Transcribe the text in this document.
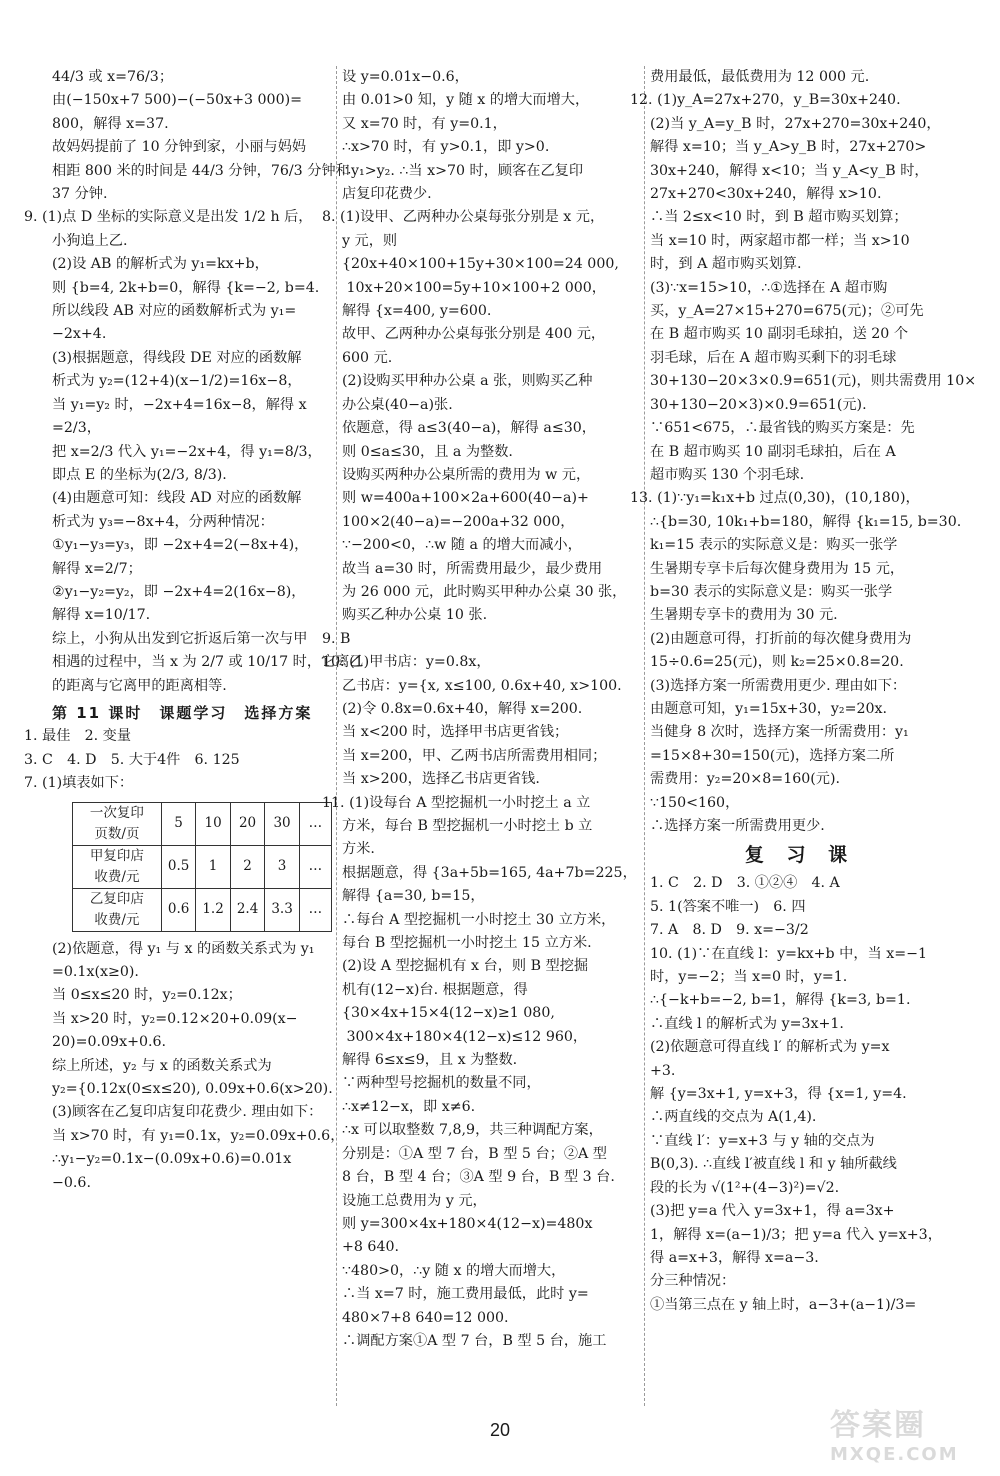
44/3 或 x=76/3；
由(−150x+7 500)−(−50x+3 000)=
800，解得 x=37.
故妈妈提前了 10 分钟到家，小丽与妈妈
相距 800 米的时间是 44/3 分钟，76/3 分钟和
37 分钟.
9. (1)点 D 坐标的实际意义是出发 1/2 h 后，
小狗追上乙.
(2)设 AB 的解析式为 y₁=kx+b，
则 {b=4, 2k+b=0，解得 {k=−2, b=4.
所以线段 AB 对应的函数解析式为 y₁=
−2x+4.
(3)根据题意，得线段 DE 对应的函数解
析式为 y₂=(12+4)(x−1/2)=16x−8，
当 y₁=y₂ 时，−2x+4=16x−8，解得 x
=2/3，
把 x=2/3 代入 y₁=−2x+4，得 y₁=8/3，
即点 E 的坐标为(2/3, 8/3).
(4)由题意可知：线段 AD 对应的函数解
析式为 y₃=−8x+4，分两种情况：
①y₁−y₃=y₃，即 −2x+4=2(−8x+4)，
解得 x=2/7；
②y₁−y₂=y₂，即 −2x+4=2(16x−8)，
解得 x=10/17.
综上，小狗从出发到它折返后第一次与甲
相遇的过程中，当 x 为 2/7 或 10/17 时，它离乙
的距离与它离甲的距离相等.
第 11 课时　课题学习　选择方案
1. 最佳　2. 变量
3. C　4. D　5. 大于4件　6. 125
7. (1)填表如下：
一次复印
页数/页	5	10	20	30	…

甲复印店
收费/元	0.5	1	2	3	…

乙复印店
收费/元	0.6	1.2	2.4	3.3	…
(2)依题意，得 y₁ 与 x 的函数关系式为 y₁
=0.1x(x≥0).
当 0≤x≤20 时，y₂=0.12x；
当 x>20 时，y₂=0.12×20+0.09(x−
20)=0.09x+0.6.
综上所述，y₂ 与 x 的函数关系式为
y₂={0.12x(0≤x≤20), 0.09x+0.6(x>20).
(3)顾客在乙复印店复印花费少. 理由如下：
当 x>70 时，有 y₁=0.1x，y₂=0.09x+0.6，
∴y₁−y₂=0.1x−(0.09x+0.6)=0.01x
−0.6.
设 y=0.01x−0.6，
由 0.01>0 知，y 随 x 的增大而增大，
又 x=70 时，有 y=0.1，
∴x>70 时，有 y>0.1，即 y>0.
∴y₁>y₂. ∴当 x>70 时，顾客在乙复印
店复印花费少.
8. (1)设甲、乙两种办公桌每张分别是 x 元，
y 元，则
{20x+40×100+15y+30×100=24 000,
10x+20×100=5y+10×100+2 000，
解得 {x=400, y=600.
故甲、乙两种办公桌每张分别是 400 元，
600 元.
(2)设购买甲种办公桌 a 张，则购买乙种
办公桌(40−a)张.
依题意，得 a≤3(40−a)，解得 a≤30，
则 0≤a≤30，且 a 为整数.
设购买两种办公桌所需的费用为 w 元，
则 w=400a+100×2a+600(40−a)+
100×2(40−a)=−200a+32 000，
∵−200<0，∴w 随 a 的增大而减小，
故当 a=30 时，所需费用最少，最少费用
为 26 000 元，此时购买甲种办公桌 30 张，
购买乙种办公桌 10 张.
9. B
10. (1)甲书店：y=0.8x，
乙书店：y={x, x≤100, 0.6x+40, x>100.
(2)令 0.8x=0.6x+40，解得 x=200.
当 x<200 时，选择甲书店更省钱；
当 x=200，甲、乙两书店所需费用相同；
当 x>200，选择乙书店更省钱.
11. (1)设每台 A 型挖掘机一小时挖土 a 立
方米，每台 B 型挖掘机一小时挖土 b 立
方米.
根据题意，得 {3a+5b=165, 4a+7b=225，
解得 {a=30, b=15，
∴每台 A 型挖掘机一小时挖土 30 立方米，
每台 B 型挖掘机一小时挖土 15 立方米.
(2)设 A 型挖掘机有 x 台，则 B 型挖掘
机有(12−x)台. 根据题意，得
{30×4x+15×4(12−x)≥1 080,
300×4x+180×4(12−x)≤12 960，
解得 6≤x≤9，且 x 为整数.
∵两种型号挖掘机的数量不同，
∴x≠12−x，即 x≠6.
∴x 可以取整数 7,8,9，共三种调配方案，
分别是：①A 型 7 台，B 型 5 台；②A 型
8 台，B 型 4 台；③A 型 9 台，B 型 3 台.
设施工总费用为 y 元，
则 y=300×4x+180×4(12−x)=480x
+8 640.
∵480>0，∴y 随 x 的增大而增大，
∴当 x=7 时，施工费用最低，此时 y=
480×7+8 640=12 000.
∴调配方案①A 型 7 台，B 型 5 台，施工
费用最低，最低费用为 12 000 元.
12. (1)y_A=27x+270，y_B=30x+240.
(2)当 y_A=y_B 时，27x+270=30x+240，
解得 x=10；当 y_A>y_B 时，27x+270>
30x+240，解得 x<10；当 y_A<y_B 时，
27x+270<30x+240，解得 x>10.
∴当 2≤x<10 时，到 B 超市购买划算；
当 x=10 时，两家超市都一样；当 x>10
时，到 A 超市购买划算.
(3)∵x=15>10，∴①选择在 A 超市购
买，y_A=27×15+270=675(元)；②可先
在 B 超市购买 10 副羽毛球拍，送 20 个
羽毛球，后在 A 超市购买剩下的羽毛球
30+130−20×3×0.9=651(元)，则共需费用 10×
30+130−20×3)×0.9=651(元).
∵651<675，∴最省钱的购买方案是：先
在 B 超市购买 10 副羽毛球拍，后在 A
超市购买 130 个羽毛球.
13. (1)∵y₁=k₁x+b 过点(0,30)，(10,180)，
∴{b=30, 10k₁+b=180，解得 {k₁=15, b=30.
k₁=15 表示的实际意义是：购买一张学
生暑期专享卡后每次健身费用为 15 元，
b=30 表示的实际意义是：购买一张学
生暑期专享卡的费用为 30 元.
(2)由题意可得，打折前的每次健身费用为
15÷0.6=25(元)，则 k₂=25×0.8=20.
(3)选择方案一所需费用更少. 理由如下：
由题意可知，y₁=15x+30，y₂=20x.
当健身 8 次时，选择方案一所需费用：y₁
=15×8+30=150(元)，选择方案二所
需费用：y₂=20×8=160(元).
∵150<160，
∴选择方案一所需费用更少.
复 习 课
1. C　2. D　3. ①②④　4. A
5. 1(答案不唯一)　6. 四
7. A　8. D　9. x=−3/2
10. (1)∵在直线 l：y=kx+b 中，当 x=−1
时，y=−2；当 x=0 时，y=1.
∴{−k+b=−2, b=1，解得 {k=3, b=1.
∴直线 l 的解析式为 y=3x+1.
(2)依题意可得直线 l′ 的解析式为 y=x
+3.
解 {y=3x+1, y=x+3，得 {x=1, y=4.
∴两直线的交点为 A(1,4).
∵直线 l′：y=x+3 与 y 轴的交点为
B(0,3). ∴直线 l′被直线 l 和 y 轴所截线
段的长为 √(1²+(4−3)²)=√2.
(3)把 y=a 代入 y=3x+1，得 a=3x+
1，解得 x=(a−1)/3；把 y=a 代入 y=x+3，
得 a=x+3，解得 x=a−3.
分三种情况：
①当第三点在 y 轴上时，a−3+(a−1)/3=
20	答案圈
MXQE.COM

PROBLEM DESCRIPTION: Select all lines in the listing above where the word "的解析式为" appears, and show them.

FINISHED EXERCISE:
(2)设 AB 的解析式为 y₁=kx+b，
∴直线 l 的解析式为 y=3x+1.
(2)依题意可得直线 l′ 的解析式为 y=x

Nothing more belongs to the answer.